[start ENTRIES SUPPLIED]

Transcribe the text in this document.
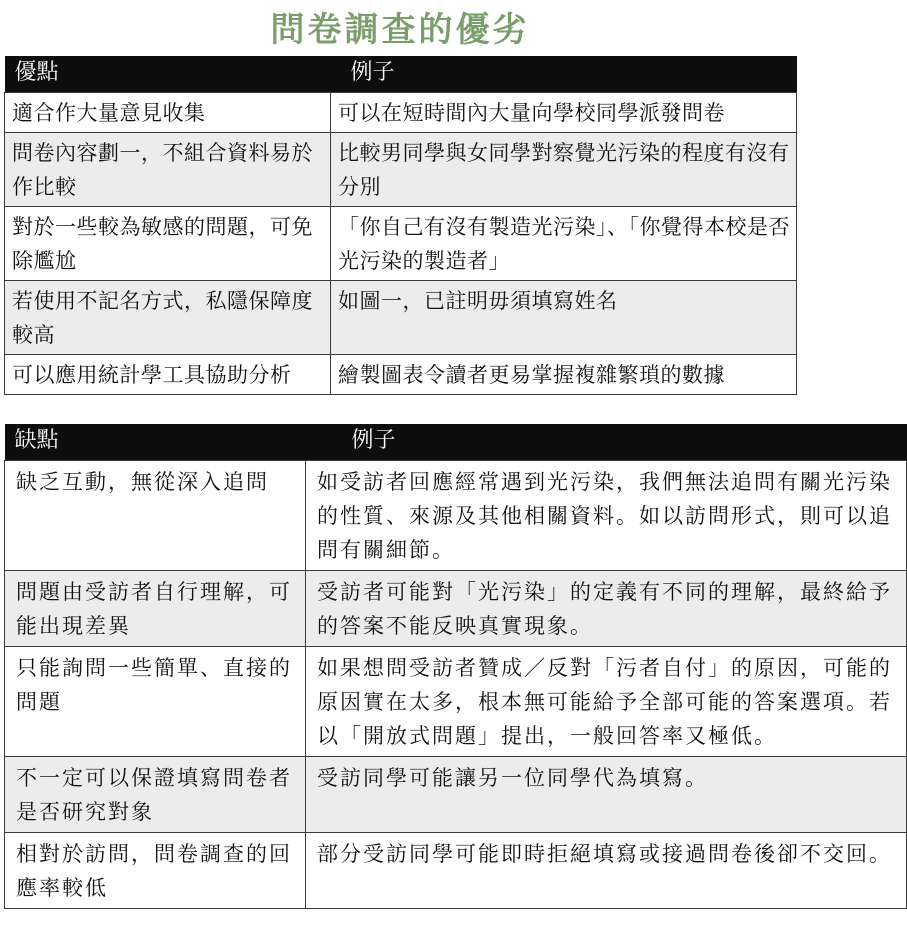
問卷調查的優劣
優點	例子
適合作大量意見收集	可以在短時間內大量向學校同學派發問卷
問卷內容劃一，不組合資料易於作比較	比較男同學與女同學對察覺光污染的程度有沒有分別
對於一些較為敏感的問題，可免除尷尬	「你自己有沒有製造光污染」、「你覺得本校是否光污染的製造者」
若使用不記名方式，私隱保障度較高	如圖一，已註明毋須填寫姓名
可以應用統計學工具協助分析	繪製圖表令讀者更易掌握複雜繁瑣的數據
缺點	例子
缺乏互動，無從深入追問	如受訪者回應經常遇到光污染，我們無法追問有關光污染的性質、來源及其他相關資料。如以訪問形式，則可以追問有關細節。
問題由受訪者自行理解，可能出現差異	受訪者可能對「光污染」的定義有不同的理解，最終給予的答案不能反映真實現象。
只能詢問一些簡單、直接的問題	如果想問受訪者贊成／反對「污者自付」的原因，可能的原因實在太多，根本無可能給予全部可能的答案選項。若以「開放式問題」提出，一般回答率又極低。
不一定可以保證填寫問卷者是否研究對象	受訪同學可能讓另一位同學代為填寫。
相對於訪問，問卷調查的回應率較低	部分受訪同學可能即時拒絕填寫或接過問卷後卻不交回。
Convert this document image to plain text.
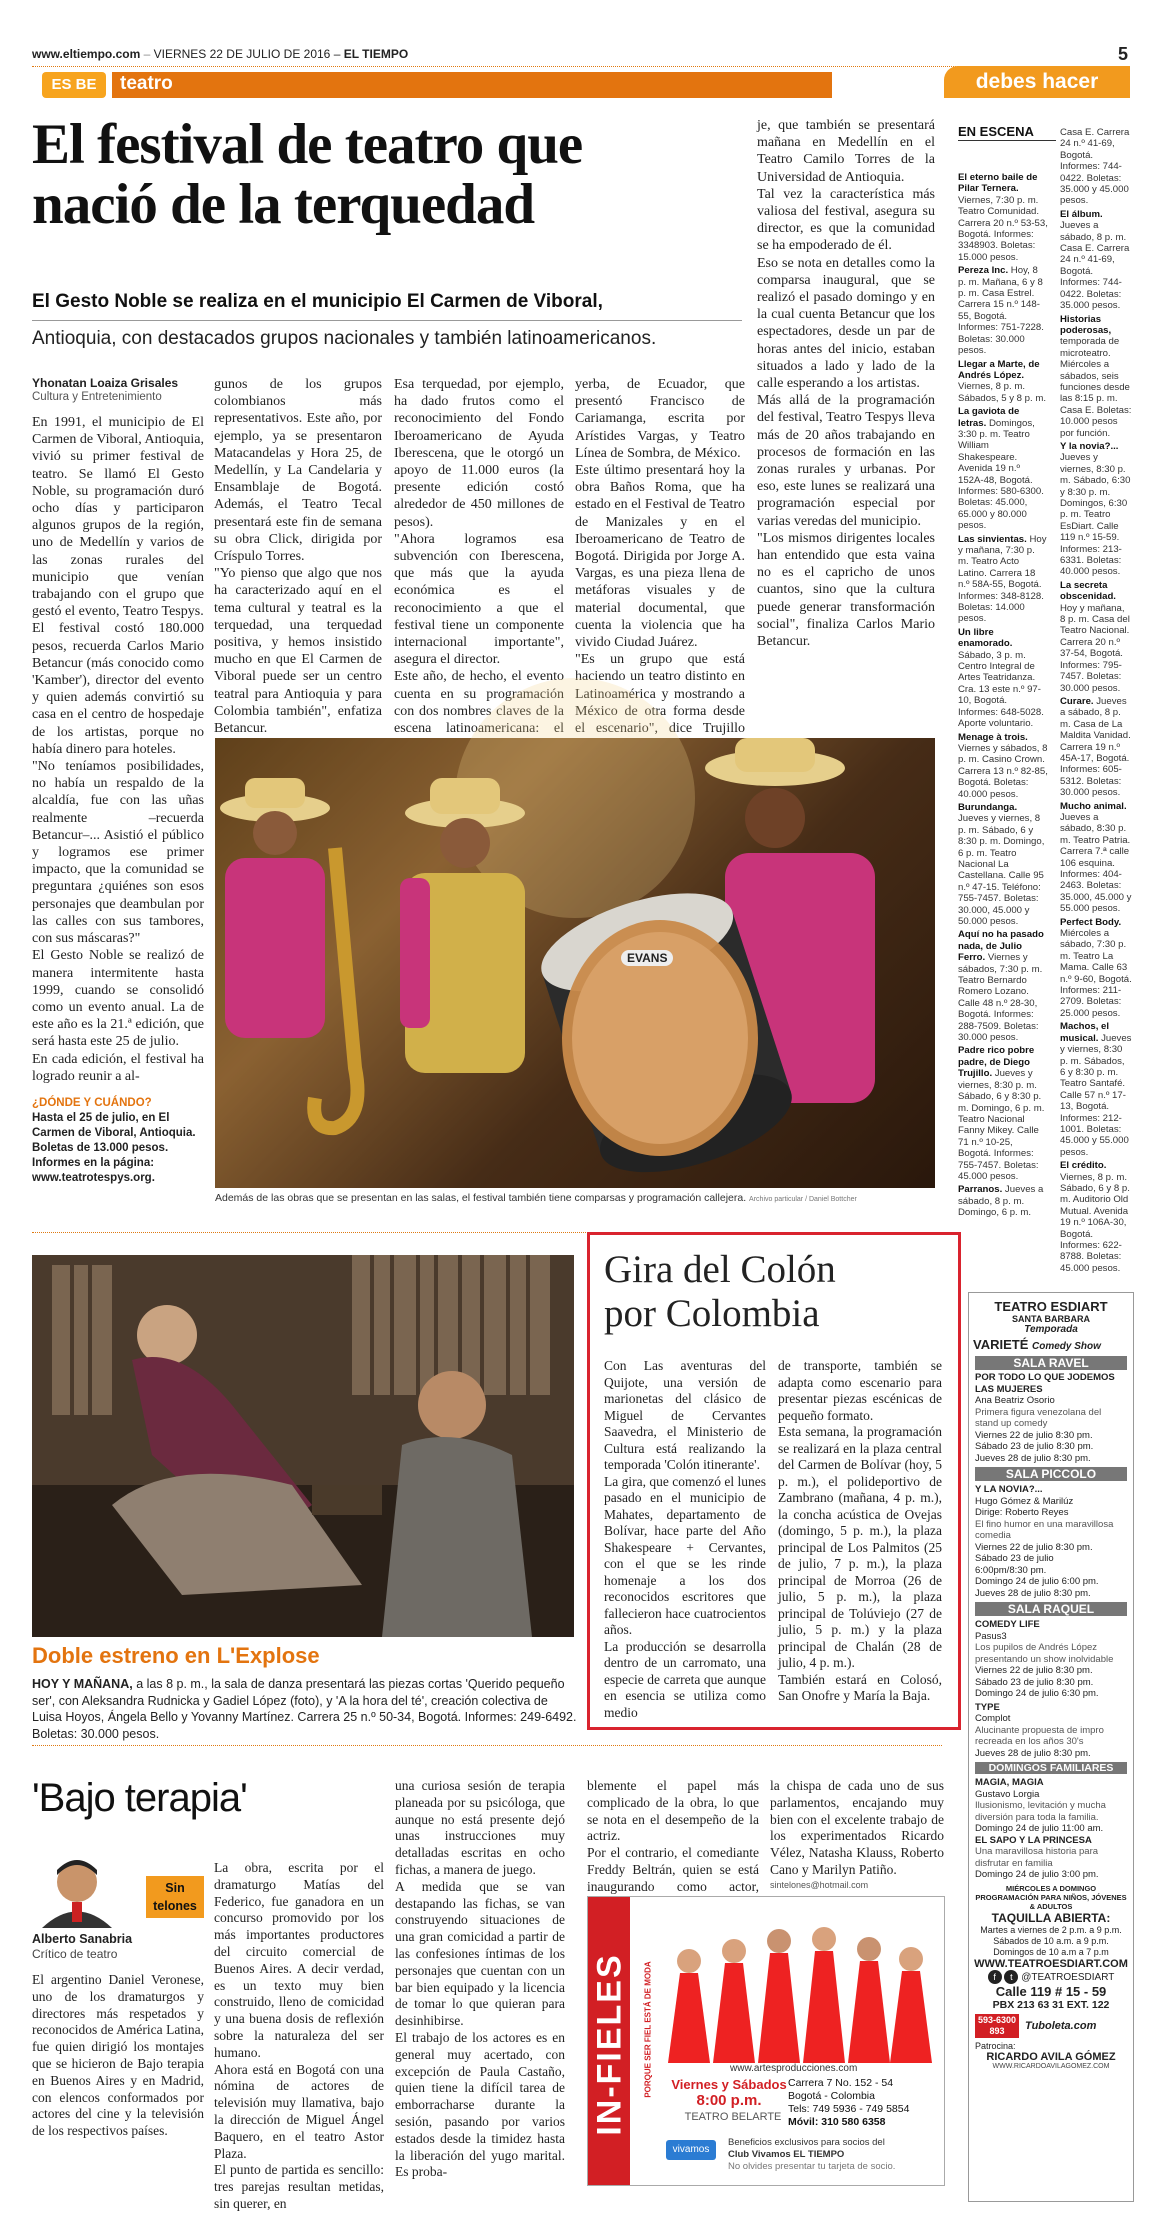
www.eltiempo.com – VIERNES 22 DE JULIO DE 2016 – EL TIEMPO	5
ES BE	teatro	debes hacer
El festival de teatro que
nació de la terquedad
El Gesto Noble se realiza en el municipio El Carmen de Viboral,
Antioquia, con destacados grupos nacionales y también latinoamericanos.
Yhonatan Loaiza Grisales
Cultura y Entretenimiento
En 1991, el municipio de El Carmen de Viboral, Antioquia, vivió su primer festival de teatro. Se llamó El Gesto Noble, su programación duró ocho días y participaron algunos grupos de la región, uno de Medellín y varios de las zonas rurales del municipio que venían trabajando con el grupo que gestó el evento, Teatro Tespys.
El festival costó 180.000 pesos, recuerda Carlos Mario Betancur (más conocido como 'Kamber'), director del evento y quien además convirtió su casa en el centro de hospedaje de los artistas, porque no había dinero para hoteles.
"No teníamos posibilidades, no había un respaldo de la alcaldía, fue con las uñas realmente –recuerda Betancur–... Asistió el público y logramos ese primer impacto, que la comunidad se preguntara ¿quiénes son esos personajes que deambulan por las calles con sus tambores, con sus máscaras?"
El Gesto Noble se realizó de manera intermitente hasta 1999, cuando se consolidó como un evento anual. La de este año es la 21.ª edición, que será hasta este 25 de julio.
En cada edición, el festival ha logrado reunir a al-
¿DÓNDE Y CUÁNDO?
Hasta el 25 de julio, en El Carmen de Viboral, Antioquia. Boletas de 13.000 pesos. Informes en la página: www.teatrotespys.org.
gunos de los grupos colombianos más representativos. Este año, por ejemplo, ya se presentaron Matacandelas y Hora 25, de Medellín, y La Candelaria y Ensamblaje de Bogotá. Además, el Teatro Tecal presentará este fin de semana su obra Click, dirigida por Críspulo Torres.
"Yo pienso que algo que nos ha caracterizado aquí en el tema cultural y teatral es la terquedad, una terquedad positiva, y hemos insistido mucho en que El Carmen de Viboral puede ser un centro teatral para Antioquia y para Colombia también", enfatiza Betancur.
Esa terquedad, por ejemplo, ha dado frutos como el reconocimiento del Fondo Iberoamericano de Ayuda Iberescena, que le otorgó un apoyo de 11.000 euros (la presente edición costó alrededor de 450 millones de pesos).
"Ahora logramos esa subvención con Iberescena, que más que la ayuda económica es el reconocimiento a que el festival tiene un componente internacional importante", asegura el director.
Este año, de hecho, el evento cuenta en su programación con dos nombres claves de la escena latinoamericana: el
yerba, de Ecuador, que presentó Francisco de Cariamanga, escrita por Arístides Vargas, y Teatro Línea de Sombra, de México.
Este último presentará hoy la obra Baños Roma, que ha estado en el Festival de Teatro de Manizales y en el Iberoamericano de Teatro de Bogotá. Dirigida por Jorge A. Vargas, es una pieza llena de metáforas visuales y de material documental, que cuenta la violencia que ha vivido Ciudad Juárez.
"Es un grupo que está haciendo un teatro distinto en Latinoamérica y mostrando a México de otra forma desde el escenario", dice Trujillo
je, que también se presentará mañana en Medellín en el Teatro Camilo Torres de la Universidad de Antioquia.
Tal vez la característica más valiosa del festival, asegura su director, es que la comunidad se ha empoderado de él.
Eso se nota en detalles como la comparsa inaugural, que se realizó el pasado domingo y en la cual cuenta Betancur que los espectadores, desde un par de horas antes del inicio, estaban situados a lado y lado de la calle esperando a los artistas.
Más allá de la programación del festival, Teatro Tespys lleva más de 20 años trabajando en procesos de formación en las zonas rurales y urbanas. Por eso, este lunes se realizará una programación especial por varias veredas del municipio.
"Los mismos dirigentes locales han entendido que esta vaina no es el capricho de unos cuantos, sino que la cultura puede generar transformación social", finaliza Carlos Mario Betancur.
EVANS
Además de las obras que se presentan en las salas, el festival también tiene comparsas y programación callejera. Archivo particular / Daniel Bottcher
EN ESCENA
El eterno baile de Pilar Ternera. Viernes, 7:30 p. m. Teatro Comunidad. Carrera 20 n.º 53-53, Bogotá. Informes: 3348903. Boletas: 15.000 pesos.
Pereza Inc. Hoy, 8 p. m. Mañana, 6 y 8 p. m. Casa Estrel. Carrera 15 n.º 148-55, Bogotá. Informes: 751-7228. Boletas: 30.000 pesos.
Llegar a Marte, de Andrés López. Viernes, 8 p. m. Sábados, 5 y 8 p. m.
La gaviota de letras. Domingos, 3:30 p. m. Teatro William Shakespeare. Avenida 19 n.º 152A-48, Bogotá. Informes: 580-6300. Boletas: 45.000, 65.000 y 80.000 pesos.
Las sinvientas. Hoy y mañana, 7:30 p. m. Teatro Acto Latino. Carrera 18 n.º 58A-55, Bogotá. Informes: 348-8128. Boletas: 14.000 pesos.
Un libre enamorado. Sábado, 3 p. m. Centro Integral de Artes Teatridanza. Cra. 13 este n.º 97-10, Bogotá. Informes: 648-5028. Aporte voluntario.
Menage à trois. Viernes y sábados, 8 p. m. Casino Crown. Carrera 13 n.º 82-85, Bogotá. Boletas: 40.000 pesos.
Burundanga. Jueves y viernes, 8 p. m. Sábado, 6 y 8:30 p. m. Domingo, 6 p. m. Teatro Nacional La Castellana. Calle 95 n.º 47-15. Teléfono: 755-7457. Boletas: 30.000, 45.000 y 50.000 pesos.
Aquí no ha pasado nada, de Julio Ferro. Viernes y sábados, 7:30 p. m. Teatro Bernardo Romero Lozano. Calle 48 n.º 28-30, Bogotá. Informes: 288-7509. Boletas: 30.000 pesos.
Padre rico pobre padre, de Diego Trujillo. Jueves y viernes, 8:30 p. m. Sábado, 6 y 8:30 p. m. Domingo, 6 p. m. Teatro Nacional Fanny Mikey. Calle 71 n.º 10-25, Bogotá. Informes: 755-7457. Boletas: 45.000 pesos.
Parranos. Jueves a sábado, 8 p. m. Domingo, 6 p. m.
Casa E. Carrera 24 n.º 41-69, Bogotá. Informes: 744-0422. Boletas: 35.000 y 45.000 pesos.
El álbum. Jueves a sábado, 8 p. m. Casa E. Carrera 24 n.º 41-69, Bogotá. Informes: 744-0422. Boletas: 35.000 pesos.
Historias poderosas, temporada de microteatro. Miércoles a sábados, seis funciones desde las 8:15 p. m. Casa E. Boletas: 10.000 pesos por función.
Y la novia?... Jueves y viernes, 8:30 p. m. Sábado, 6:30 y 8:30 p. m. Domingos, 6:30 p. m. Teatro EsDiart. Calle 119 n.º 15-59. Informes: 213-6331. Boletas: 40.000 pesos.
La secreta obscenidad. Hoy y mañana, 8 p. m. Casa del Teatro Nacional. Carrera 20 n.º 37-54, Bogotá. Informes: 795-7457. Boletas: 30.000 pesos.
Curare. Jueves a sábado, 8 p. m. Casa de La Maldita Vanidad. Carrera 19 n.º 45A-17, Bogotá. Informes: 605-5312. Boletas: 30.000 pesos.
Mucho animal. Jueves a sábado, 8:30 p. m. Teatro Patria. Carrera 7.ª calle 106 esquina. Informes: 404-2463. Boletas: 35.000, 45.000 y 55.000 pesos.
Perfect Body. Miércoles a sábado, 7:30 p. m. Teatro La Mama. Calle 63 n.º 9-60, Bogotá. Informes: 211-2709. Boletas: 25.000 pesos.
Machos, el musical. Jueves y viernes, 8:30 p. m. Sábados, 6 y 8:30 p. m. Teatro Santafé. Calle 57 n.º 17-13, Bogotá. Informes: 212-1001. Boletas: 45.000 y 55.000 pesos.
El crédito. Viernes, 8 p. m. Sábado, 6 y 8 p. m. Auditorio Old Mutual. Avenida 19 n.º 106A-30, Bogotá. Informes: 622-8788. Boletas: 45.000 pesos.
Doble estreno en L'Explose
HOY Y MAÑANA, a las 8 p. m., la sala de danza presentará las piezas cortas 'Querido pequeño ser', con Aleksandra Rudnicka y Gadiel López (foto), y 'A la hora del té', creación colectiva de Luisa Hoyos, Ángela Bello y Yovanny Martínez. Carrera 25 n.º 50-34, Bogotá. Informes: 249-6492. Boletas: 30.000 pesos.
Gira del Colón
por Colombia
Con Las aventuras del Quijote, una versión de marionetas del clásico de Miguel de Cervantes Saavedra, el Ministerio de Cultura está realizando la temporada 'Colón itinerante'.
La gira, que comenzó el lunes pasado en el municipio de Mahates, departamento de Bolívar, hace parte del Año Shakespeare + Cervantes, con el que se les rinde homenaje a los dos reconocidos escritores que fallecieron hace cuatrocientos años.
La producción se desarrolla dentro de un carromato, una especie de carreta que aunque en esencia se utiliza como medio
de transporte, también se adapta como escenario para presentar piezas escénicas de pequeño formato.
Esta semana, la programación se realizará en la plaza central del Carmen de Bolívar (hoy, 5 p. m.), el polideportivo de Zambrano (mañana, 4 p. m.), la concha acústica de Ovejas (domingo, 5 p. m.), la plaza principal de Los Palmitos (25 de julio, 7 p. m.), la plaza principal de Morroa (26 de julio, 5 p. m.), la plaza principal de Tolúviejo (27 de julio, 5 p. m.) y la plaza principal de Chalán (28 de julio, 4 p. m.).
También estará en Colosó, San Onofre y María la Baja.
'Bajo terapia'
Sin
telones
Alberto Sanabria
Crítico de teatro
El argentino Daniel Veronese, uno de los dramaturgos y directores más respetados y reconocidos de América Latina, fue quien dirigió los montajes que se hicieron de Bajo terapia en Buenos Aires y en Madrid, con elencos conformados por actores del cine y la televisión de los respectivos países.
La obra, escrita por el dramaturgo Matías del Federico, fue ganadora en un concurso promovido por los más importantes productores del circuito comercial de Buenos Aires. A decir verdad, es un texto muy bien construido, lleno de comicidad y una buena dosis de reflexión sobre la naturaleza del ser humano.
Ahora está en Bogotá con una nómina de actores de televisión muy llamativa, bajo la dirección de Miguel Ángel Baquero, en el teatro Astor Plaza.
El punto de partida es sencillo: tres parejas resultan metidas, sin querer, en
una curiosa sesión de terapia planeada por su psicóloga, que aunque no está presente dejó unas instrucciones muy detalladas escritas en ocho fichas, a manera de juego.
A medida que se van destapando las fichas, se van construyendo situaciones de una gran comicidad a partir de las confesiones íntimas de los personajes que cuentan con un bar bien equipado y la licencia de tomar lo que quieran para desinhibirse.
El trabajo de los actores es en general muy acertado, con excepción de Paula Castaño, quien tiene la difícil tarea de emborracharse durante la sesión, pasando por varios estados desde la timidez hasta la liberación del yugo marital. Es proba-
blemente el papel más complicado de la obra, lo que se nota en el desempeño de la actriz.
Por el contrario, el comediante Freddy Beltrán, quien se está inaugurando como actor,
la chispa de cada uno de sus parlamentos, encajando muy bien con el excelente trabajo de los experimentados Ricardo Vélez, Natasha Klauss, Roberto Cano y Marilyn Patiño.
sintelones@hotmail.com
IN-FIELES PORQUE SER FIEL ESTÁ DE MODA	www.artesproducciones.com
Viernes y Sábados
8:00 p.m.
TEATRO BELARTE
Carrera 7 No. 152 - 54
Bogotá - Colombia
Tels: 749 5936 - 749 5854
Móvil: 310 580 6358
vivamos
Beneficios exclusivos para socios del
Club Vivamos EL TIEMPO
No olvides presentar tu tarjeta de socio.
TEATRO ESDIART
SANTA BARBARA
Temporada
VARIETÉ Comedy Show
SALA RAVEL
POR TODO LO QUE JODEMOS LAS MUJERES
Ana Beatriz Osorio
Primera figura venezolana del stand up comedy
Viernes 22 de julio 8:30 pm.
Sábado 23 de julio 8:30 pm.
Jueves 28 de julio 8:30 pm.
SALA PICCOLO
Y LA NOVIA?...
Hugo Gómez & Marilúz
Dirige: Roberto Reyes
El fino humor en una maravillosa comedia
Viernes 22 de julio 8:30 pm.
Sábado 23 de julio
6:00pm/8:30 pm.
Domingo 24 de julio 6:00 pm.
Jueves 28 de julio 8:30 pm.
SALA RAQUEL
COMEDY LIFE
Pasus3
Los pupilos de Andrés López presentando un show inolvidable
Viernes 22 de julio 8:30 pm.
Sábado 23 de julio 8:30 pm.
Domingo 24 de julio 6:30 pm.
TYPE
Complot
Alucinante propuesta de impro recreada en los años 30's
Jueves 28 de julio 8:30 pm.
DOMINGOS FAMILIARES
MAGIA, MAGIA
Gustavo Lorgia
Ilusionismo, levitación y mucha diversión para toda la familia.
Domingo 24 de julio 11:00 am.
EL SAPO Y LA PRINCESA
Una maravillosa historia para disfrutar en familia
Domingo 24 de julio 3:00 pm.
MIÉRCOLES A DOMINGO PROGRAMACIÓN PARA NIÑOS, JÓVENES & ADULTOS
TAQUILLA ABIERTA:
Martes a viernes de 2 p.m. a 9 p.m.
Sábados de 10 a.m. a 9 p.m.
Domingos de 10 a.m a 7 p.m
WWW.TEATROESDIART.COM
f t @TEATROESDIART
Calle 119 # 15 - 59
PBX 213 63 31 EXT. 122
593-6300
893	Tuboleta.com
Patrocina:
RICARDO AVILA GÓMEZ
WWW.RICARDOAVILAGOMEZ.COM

[end ENTRIES SUPPLIED]

> _OBJECTIVE_
Report every line containing the word "maravillosa" from the listing above.

> _THE COMPLETED TASK_
El fino humor en una maravillosa comedia
Una maravillosa historia para disfrutar en familia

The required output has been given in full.